* **Data listing**:

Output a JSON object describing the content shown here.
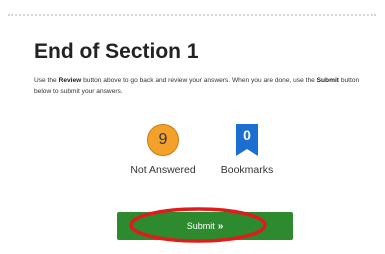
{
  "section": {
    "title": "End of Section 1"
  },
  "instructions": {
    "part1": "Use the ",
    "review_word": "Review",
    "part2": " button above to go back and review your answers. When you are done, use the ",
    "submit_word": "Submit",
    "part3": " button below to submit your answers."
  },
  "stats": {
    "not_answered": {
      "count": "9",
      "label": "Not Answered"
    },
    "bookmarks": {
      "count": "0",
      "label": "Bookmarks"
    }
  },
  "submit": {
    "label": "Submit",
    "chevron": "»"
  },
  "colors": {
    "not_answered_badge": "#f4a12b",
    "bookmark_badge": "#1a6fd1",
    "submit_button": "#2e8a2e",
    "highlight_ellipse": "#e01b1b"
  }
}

* **Directions for this task**:
Find the word "your" in the material, then list each line that holds it.

* **Task result**:
    "part2": " button above to go back and review your answers. When you are done, use the ",
    "part3": " button below to submit your answers."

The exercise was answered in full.